* **Dati registrati**
+-------+
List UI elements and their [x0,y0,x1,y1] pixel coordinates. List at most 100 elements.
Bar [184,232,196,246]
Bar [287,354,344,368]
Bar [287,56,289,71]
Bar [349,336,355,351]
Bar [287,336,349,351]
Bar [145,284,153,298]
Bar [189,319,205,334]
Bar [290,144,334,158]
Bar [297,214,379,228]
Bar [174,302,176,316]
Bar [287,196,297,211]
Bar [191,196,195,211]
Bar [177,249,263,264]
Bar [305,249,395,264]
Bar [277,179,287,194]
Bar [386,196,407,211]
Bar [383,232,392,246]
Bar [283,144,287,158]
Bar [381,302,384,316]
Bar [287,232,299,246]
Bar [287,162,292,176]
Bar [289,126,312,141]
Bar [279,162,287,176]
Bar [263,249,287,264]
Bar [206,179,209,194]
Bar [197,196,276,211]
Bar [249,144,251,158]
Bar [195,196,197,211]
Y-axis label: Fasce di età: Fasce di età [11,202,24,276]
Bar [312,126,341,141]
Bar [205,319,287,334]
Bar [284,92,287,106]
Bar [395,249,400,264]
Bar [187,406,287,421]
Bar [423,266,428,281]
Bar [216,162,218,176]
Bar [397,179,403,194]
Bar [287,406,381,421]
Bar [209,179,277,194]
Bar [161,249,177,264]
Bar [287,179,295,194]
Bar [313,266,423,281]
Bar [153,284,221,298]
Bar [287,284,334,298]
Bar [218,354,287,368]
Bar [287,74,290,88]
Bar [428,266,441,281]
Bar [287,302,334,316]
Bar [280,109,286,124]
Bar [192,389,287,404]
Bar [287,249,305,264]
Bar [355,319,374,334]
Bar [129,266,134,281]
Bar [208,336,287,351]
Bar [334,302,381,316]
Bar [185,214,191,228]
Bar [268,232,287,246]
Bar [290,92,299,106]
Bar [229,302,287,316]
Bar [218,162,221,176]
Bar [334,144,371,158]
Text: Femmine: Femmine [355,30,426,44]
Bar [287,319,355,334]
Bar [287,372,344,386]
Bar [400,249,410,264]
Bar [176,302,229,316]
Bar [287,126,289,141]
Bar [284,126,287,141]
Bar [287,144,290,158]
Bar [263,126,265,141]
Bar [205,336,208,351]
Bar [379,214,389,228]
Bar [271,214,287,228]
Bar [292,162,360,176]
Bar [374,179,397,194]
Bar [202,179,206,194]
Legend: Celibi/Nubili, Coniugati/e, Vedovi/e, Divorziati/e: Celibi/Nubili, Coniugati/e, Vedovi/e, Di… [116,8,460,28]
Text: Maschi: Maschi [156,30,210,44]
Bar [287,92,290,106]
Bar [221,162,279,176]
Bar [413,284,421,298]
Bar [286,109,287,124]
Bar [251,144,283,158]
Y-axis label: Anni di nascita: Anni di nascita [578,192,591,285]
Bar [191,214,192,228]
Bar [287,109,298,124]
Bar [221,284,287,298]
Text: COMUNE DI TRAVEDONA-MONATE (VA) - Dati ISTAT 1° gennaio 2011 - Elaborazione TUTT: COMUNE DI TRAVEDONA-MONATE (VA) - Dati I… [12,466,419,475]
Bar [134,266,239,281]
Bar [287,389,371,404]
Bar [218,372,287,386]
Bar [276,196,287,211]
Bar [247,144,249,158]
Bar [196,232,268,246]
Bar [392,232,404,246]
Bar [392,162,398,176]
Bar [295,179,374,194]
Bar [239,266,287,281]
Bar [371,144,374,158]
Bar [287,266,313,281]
+-------+
* **Descrizione esercizio**
Estrai ogni riga del materiale e ricopiala tale e quale, senza cambiare nulla.

* **Soluzione**
List UI elements and their [x0,y0,x1,y1] pixel coordinates. List at most 100 elements.
Bar [184,232,196,246]
Bar [287,354,344,368]
Bar [287,56,289,71]
Bar [349,336,355,351]
Bar [287,336,349,351]
Bar [145,284,153,298]
Bar [189,319,205,334]
Bar [290,144,334,158]
Bar [297,214,379,228]
Bar [174,302,176,316]
Bar [287,196,297,211]
Bar [191,196,195,211]
Bar [177,249,263,264]
Bar [305,249,395,264]
Bar [277,179,287,194]
Bar [386,196,407,211]
Bar [383,232,392,246]
Bar [283,144,287,158]
Bar [381,302,384,316]
Bar [287,232,299,246]
Bar [287,162,292,176]
Bar [289,126,312,141]
Bar [279,162,287,176]
Bar [263,249,287,264]
Bar [206,179,209,194]
Bar [197,196,276,211]
Bar [249,144,251,158]
Bar [195,196,197,211]
Y-axis label: Fasce di età: Fasce di età [11,202,24,276]
Bar [312,126,341,141]
Bar [205,319,287,334]
Bar [284,92,287,106]
Bar [395,249,400,264]
Bar [187,406,287,421]
Bar [423,266,428,281]
Bar [216,162,218,176]
Bar [397,179,403,194]
Bar [287,406,381,421]
Bar [209,179,277,194]
Bar [161,249,177,264]
Bar [287,179,295,194]
Bar [313,266,423,281]
Bar [153,284,221,298]
Bar [287,284,334,298]
Bar [218,354,287,368]
Bar [287,74,290,88]
Bar [428,266,441,281]
Bar [287,302,334,316]
Bar [280,109,286,124]
Bar [192,389,287,404]
Bar [287,249,305,264]
Bar [355,319,374,334]
Bar [129,266,134,281]
Bar [208,336,287,351]
Bar [334,302,381,316]
Bar [185,214,191,228]
Bar [268,232,287,246]
Bar [290,92,299,106]
Bar [229,302,287,316]
Bar [218,162,221,176]
Bar [334,144,371,158]
Text: Femmine: Femmine [355,30,426,44]
Bar [287,319,355,334]
Bar [287,372,344,386]
Bar [400,249,410,264]
Bar [176,302,229,316]
Bar [287,126,289,141]
Bar [284,126,287,141]
Bar [287,144,290,158]
Bar [263,126,265,141]
Bar [205,336,208,351]
Bar [379,214,389,228]
Bar [271,214,287,228]
Bar [292,162,360,176]
Bar [374,179,397,194]
Bar [202,179,206,194]
Legend: Celibi/Nubili, Coniugati/e, Vedovi/e, Divorziati/e: Celibi/Nubili, Coniugati/e, Vedovi/e, Di… [116,8,460,28]
Text: Maschi: Maschi [156,30,210,44]
Bar [287,92,290,106]
Bar [221,162,279,176]
Bar [413,284,421,298]
Bar [286,109,287,124]
Bar [251,144,283,158]
Y-axis label: Anni di nascita: Anni di nascita [578,192,591,285]
Bar [191,214,192,228]
Bar [287,109,298,124]
Bar [221,284,287,298]
Text: COMUNE DI TRAVEDONA-MONATE (VA) - Dati ISTAT 1° gennaio 2011 - Elaborazione TUTT: COMUNE DI TRAVEDONA-MONATE (VA) - Dati I… [12,466,419,475]
Bar [134,266,239,281]
Bar [287,389,371,404]
Bar [218,372,287,386]
Bar [276,196,287,211]
Bar [247,144,249,158]
Bar [196,232,268,246]
Bar [392,232,404,246]
Bar [392,162,398,176]
Bar [295,179,374,194]
Bar [239,266,287,281]
Bar [371,144,374,158]
Bar [287,266,313,281]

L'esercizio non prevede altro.